## INSTRUCTIONS FOR THE TASK
Scan the entries below and extract each line with the word "SUPER" in it.

## RAW RECORDS
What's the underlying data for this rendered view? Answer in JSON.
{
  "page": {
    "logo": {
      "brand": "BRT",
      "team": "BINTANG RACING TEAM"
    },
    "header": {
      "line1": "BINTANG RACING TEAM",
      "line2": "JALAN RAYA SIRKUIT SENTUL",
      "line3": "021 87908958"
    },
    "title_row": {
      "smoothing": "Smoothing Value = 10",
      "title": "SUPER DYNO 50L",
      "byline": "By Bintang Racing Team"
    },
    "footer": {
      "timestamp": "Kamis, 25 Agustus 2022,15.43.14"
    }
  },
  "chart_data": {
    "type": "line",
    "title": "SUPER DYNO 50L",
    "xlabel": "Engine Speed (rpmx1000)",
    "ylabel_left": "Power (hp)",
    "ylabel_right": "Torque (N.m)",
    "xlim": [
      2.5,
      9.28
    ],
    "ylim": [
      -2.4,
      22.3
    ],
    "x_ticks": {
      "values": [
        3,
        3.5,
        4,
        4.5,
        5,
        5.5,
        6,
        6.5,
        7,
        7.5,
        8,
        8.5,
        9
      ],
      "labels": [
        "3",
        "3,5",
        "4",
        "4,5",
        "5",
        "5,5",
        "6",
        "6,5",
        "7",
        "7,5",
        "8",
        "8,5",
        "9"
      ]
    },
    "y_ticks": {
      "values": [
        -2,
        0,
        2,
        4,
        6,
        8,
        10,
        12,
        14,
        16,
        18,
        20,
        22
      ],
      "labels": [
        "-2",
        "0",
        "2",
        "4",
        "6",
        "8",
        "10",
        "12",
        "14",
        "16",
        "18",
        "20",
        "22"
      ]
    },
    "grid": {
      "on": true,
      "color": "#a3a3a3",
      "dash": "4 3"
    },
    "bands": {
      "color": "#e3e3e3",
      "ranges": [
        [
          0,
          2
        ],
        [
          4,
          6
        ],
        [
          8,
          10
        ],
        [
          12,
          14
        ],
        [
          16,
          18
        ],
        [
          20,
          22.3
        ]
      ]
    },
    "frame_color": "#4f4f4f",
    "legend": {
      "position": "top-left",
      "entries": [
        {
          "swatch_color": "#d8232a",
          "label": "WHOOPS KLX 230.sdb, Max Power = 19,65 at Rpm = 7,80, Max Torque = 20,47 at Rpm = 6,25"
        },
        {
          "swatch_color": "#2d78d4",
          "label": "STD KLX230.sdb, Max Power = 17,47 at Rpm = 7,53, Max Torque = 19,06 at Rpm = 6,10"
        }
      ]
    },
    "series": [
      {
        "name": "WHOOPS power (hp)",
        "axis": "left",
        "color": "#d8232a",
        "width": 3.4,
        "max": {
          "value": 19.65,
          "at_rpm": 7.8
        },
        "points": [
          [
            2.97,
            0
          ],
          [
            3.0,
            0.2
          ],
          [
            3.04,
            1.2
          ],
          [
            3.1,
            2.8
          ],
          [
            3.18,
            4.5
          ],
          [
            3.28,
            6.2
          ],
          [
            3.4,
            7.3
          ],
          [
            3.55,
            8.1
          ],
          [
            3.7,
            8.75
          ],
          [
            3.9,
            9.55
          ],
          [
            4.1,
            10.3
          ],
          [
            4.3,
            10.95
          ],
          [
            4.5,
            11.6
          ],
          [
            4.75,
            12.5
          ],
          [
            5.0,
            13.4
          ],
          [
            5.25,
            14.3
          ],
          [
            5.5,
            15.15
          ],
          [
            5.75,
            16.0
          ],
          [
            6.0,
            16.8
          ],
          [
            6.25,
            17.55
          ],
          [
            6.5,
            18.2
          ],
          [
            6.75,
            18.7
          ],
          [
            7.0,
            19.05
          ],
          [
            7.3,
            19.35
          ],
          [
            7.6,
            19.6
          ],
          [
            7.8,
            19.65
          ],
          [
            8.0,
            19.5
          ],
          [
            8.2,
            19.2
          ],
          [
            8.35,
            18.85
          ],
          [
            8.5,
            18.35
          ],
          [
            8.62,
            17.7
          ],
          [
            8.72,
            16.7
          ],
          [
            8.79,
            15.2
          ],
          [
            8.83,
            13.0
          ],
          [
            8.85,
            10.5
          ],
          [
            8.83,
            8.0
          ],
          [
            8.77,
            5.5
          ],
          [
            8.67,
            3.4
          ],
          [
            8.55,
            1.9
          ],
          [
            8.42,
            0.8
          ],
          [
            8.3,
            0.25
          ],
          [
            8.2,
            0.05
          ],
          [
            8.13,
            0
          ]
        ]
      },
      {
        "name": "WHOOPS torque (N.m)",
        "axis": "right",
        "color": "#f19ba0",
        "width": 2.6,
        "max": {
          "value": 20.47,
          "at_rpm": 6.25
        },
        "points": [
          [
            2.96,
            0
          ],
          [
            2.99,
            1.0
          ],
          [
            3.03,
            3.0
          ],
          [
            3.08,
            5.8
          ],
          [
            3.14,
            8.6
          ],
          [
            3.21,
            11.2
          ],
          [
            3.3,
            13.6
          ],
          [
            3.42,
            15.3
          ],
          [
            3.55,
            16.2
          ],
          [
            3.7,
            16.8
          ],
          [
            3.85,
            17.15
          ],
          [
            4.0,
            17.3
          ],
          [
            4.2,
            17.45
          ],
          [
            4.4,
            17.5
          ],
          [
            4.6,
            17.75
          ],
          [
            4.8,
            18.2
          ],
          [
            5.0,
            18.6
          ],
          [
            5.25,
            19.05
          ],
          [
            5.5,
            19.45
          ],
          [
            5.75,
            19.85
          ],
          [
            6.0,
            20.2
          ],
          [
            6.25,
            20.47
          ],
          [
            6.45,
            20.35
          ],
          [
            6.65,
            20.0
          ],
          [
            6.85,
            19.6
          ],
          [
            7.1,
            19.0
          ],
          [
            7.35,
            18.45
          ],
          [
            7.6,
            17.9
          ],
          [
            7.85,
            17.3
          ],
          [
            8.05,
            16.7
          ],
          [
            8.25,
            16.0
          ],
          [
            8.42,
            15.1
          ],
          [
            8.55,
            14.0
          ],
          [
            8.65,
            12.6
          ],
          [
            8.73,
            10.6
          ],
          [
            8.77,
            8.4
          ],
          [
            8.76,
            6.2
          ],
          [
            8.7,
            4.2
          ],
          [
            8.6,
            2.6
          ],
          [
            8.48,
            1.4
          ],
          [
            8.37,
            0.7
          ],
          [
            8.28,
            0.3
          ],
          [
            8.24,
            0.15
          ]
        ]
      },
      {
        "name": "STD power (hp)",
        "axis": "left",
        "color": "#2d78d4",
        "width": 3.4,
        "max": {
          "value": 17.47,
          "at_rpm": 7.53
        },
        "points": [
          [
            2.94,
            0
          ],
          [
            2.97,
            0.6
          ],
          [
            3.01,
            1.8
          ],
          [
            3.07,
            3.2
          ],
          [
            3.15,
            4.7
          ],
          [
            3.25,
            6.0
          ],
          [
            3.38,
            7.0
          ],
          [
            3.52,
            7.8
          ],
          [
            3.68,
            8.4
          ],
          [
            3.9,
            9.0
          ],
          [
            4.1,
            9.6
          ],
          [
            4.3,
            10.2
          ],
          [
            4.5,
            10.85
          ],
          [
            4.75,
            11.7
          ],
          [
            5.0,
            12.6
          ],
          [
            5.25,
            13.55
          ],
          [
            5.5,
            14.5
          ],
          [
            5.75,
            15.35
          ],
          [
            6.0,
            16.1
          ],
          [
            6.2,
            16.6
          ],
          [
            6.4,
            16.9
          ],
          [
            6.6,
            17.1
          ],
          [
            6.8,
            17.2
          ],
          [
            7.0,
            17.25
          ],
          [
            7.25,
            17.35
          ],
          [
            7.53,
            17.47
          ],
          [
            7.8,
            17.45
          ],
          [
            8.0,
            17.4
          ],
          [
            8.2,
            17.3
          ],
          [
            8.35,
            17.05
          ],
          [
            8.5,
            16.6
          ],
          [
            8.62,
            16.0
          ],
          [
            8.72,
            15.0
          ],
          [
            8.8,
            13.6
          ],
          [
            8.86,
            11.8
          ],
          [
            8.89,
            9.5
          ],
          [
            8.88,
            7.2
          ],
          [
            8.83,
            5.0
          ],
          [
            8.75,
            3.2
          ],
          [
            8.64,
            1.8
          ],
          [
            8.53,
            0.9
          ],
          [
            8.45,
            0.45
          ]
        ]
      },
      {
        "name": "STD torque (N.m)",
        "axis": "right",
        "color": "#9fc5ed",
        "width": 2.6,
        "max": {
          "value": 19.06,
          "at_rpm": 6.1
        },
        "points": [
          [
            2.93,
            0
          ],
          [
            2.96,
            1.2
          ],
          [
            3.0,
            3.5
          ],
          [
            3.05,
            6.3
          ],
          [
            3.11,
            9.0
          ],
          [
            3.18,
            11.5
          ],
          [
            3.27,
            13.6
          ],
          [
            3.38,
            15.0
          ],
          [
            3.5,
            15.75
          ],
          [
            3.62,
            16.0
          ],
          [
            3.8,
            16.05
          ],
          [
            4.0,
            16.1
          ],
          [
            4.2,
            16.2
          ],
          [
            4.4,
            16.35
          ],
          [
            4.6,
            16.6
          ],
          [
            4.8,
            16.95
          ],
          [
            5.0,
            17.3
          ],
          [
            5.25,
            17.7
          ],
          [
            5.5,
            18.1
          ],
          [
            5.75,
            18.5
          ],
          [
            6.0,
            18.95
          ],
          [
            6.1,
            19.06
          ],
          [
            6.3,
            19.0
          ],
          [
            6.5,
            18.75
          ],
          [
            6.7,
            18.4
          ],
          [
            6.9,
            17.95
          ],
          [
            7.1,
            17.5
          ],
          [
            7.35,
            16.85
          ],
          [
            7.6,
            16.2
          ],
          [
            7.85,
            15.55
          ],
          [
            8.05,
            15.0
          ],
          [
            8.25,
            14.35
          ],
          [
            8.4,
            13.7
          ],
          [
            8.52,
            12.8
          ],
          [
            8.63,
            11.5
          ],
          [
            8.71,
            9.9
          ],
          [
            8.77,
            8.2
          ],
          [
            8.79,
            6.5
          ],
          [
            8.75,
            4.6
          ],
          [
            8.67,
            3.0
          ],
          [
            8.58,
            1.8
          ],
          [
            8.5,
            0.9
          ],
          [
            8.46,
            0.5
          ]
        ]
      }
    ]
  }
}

## RESPONSE
      "title": "SUPER DYNO 50L",
    "title": "SUPER DYNO 50L",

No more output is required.